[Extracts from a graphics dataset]
· · · · · · ·

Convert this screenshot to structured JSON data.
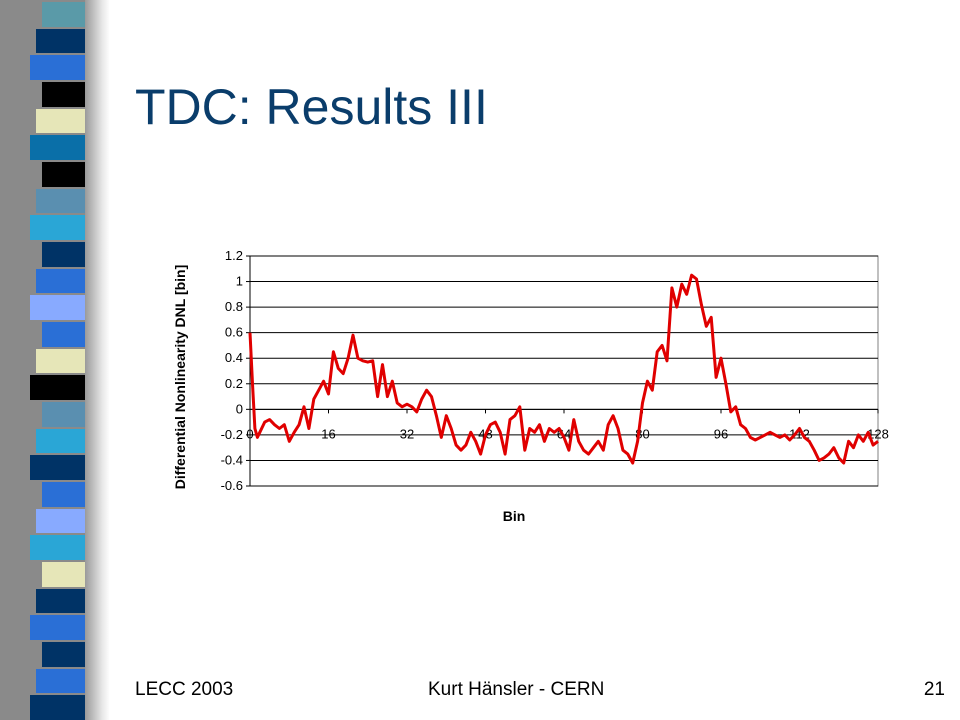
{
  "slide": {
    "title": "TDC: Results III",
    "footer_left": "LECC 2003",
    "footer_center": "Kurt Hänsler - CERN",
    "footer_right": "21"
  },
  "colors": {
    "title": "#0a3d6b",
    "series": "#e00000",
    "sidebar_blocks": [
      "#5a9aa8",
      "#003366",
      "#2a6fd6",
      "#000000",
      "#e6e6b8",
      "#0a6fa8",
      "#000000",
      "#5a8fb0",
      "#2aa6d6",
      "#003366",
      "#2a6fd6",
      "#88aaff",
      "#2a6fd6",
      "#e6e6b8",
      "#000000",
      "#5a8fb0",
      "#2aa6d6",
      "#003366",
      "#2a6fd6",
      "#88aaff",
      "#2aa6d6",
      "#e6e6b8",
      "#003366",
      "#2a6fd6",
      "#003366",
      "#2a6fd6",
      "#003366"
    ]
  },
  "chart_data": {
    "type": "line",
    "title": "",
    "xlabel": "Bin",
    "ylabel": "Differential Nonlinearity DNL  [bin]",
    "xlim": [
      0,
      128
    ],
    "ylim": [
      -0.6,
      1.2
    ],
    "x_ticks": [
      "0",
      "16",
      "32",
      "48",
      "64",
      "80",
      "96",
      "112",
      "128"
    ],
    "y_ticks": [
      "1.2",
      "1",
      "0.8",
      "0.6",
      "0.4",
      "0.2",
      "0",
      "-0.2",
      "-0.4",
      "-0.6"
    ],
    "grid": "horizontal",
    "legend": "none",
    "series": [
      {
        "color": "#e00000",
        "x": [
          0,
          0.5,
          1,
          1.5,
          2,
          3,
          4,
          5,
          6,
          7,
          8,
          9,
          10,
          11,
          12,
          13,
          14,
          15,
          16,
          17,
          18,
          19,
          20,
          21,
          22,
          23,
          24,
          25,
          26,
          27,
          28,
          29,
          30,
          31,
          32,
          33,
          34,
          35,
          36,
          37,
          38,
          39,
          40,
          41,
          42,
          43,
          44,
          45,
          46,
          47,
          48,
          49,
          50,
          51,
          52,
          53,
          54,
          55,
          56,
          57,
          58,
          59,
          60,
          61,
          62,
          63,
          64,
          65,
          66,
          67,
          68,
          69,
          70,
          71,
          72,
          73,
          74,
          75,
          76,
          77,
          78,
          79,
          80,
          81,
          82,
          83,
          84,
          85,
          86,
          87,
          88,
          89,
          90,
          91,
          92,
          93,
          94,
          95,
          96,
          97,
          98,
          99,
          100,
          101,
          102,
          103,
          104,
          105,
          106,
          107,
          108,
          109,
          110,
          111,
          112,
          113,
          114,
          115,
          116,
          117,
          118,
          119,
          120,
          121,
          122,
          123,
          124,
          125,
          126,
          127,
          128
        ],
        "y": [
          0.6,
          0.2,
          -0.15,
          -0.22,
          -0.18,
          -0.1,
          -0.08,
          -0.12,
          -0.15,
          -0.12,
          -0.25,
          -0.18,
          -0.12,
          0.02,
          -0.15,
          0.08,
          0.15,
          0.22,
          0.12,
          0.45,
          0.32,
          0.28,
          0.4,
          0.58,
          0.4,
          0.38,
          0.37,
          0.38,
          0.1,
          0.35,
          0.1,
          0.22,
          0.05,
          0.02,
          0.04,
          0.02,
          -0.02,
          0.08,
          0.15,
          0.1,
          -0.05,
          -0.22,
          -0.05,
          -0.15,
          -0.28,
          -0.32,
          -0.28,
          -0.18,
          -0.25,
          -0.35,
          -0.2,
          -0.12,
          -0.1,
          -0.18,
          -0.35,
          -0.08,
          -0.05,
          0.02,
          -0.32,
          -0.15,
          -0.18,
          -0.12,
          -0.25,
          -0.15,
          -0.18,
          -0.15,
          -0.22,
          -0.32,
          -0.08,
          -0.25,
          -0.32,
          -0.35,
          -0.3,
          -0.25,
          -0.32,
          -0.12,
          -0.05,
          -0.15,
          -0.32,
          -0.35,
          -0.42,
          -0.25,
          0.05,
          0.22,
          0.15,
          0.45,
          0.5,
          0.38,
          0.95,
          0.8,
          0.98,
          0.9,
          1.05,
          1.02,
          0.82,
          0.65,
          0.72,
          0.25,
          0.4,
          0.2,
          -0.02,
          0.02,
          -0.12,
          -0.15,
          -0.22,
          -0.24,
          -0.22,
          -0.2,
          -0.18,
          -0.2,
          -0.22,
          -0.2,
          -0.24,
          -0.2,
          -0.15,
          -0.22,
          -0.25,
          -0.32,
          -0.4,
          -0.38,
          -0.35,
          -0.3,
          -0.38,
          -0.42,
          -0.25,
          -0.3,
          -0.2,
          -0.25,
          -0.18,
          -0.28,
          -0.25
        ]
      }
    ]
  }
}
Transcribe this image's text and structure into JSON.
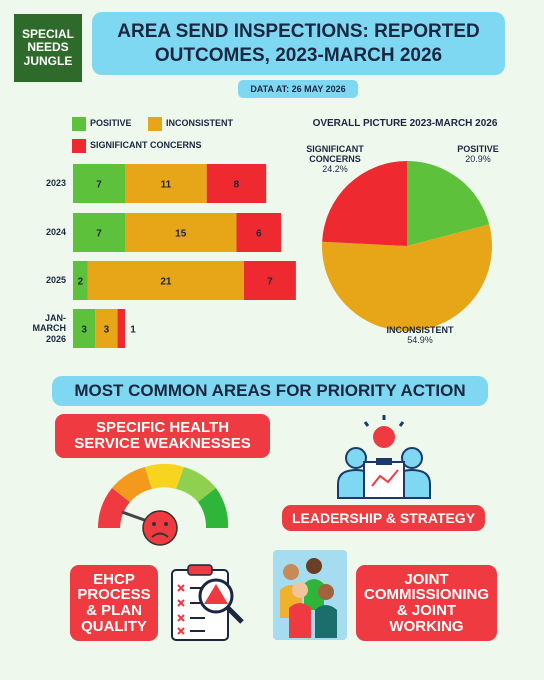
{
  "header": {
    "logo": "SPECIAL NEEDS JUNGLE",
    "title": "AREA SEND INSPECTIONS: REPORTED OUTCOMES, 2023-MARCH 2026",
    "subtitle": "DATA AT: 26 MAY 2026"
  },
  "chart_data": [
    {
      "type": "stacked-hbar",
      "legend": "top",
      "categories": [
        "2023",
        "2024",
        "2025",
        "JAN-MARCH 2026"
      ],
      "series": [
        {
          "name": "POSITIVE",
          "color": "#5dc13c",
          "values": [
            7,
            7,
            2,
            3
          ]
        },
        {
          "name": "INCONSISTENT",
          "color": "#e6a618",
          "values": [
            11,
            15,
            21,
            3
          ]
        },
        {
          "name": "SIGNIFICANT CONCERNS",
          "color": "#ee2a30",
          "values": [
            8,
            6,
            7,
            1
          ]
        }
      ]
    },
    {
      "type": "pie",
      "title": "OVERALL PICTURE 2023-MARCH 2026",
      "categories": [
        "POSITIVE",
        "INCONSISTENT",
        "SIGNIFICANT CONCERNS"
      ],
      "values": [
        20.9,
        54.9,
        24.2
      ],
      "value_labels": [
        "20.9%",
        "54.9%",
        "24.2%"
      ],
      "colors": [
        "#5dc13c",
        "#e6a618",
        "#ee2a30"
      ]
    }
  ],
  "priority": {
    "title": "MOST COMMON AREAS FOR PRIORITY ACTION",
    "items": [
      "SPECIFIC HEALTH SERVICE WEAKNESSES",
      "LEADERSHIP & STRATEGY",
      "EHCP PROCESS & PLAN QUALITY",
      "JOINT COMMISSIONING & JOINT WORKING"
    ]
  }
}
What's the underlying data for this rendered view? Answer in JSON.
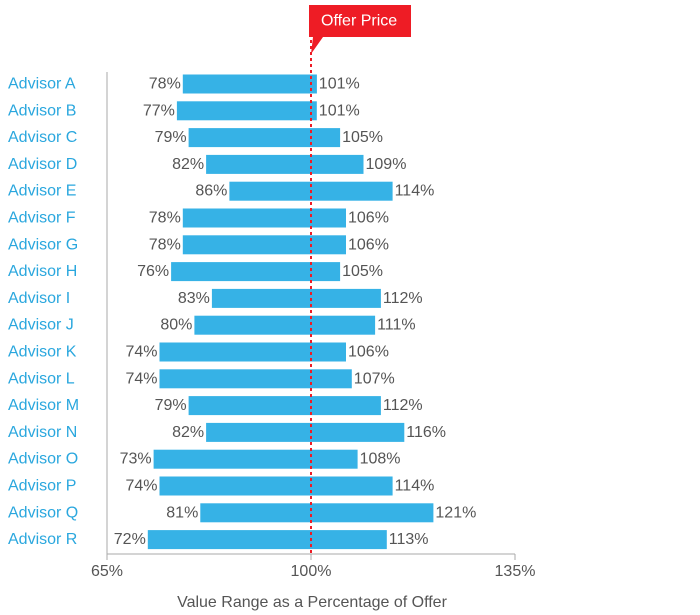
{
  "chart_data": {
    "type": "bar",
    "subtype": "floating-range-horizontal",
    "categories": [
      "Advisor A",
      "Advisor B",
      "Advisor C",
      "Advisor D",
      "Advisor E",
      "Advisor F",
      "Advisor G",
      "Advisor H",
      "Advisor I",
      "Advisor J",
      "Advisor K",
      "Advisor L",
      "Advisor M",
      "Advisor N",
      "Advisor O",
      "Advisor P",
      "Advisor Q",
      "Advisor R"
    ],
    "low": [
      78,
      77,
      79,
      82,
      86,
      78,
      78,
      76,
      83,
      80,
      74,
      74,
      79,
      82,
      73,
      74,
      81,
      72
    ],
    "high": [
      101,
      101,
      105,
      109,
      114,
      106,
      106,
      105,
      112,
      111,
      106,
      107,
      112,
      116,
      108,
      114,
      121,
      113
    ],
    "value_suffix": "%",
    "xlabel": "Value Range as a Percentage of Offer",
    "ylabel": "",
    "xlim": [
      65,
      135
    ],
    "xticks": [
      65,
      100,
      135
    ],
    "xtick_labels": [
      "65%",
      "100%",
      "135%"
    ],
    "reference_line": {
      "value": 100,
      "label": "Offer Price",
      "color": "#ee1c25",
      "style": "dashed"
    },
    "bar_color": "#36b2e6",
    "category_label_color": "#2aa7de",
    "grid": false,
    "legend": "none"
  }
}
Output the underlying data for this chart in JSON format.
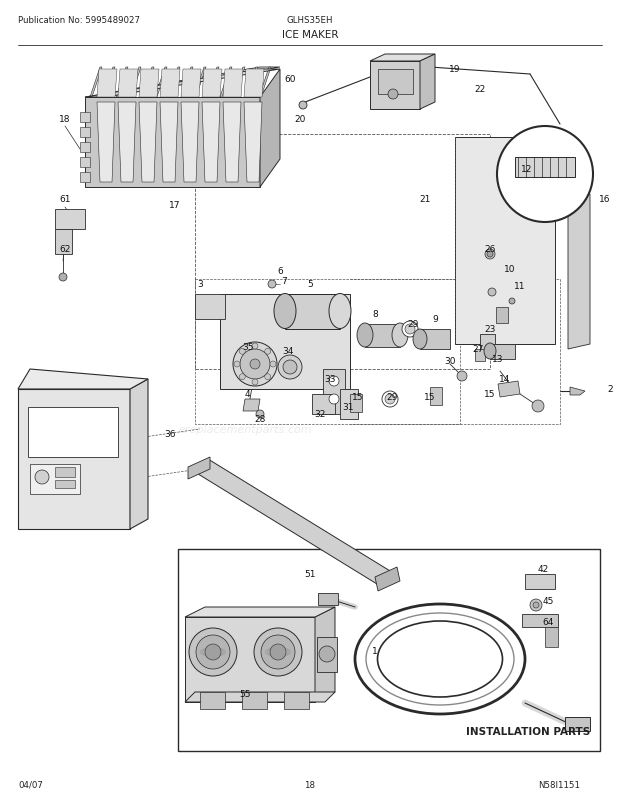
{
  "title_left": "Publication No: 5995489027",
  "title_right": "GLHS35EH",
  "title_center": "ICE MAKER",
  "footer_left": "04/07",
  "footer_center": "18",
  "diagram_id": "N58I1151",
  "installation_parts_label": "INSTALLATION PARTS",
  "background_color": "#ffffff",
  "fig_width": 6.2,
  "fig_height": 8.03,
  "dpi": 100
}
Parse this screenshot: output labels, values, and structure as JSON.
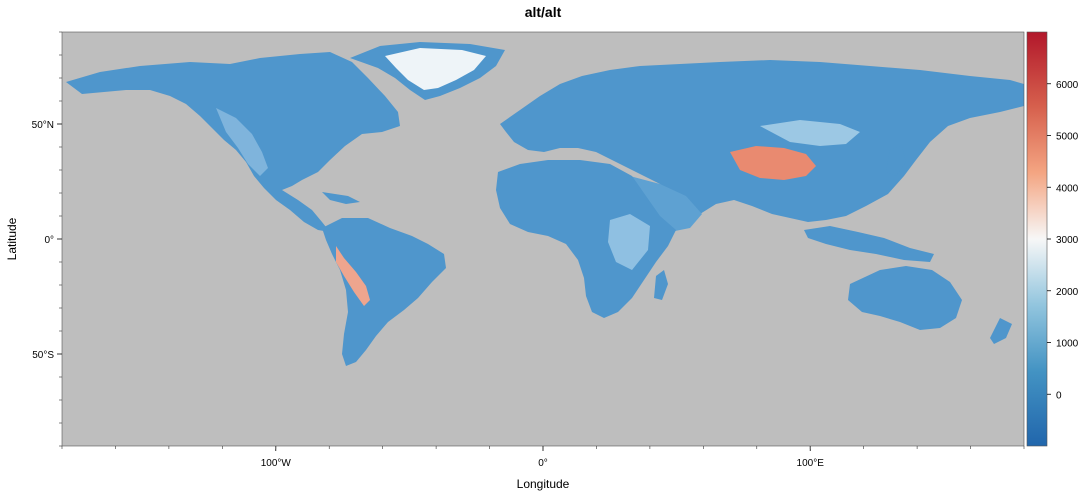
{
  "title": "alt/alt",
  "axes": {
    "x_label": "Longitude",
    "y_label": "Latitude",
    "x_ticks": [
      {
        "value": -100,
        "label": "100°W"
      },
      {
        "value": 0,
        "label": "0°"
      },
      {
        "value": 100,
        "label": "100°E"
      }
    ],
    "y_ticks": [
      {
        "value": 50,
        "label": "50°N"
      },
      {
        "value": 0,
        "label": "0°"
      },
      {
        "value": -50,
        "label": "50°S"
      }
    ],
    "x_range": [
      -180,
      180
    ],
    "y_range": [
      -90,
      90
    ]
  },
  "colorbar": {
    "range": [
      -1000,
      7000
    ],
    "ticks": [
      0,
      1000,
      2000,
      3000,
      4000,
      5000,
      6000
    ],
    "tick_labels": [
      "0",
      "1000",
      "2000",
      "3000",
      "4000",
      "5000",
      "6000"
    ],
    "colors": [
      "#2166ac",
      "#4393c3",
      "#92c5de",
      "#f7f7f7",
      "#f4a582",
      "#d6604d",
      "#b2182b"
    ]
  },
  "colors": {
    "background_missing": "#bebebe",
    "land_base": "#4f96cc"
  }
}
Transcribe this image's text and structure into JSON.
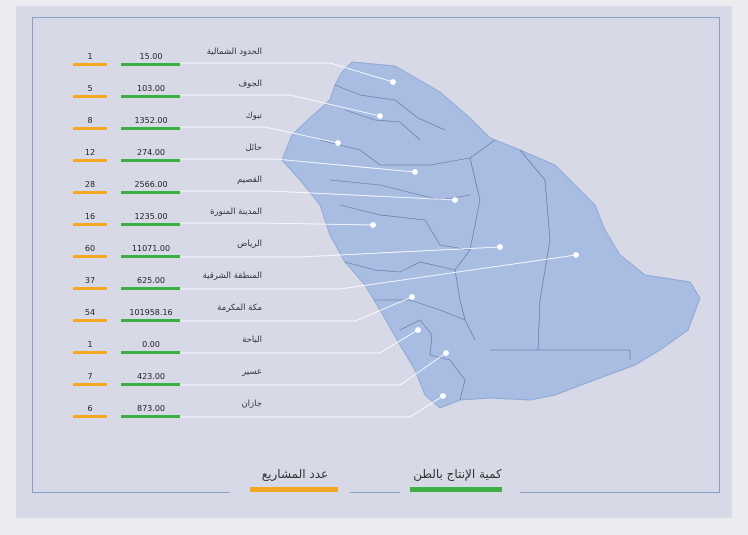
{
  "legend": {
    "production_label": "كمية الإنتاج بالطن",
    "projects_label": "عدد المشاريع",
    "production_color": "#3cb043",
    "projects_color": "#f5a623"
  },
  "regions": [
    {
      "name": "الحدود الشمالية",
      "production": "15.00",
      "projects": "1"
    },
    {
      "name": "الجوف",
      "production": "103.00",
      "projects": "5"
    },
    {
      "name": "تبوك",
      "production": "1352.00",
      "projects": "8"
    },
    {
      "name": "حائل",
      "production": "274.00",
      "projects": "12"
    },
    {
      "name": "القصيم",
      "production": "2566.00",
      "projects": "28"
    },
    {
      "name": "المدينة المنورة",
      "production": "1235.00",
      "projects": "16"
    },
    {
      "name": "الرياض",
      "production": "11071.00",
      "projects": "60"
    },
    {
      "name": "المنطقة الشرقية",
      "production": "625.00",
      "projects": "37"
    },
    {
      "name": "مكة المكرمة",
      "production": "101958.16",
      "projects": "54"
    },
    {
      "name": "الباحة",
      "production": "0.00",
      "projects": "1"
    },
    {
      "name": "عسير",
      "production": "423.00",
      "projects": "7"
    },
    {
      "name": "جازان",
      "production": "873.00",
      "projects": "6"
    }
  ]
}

· · · · · · ·

Task prompt >>
Copy every line from the records above that contains the word "screenshot".

Solution to this task >>
Convert this screenshot to structured JSON data.
Parse this screenshot: output labels, values, and structure as JSON.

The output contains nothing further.